> _Your task_
Select and copy out every line in the records containing "青少年成为娱乐性噪声最广泛的受害者".

(Stored items)
○ ○ ○ ○
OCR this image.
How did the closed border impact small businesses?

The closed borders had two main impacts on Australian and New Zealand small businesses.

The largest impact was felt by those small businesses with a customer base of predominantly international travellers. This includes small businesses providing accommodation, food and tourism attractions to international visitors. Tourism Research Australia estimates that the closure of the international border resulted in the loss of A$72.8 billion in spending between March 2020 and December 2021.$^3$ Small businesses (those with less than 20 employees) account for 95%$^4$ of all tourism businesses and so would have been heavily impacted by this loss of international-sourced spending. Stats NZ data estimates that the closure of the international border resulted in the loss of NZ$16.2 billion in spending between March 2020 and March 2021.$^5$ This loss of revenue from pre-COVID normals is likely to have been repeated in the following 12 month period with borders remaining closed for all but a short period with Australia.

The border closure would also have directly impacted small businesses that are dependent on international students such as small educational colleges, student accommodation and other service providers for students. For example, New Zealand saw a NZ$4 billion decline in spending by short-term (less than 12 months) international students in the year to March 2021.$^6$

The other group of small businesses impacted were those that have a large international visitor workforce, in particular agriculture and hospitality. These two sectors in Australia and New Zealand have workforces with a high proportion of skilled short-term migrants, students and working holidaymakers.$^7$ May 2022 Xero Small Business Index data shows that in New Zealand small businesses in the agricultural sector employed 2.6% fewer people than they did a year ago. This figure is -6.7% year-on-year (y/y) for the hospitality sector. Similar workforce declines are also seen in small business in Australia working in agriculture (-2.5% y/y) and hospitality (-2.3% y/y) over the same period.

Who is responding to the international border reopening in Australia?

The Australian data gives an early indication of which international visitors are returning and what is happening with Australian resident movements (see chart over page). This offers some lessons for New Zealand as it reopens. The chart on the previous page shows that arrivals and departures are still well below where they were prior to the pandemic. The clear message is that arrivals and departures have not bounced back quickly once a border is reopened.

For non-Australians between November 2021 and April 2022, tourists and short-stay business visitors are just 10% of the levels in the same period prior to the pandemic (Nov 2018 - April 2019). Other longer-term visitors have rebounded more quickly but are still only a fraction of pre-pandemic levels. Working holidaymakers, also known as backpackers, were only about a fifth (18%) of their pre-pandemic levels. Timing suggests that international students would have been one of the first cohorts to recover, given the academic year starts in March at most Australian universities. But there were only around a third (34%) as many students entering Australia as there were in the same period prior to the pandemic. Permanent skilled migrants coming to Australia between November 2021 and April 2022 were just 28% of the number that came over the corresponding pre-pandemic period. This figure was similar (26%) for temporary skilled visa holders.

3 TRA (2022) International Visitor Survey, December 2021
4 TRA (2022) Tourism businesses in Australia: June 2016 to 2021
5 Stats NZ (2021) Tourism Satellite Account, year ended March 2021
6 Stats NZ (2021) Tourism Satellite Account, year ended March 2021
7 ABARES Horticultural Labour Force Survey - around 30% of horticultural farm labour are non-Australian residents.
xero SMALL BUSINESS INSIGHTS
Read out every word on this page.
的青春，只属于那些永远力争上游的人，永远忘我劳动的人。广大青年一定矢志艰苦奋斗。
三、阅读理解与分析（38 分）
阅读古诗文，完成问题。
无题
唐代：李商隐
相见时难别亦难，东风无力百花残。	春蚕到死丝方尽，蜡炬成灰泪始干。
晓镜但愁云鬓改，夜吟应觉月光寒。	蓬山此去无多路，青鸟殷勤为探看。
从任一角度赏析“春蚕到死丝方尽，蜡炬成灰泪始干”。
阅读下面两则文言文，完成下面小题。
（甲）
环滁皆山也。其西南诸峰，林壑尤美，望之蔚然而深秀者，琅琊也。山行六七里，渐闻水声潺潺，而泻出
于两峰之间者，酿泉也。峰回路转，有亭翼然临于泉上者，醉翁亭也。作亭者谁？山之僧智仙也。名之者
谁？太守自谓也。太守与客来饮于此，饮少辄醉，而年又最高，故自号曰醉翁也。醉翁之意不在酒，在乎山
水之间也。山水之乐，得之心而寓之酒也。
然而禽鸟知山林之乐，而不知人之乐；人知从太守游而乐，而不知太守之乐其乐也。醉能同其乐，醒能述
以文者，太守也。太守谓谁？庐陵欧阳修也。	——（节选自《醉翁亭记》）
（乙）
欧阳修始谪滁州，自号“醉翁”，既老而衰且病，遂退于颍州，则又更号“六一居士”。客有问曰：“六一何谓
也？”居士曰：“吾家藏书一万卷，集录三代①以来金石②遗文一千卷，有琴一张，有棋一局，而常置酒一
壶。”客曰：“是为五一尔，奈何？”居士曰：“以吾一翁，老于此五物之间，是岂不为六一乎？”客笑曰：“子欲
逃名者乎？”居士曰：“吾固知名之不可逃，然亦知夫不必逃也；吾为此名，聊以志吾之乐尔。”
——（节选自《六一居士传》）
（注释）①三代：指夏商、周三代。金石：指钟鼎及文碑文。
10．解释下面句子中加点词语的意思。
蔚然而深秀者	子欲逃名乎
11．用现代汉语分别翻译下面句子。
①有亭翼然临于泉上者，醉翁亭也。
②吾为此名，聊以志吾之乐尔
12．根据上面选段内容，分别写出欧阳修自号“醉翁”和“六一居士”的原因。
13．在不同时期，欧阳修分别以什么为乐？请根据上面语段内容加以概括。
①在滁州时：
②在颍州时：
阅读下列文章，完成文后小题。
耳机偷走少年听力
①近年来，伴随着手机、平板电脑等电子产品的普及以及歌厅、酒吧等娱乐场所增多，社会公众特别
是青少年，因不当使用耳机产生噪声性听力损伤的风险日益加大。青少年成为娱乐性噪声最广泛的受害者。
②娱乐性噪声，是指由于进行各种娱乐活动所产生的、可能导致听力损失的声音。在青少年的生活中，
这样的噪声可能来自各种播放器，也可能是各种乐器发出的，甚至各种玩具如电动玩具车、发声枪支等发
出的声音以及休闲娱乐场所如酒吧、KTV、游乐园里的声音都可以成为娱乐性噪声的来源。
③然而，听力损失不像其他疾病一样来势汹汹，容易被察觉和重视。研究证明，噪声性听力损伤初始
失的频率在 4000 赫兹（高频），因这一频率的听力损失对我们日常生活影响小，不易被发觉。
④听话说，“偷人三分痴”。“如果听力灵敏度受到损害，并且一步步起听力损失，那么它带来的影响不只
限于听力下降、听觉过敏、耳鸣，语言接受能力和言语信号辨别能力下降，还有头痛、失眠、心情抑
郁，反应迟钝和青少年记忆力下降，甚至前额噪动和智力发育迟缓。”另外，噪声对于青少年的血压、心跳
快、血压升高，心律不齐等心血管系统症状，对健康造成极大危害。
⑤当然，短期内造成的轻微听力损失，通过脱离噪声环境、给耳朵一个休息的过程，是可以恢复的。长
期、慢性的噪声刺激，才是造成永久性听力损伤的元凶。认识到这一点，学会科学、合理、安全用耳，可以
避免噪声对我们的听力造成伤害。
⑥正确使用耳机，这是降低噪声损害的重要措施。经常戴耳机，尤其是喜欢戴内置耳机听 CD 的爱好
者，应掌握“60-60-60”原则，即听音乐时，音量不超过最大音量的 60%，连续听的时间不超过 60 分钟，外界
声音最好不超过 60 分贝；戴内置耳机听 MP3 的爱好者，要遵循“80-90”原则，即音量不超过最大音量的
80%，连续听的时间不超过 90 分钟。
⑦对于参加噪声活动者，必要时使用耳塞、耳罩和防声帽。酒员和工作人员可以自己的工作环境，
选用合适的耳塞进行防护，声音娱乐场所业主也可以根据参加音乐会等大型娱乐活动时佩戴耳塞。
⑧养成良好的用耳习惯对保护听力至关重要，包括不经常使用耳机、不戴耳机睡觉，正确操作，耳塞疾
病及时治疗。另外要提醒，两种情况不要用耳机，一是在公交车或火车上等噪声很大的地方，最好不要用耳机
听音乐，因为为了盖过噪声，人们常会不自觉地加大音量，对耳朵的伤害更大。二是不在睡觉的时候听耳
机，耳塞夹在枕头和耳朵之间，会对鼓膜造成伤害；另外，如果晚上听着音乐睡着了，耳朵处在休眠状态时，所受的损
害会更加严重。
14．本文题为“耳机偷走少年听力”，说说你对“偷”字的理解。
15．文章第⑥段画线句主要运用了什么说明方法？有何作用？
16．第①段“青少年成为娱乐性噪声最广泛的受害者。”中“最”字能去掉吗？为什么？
○ ○ ○ ○
> _Result_
是青少年，因不当使用耳机产生噪声性听力损伤的风险日益加大。青少年成为娱乐性噪声最广泛的受害者。
16．第①段“青少年成为娱乐性噪声最广泛的受害者。”中“最”字能去掉吗？为什么？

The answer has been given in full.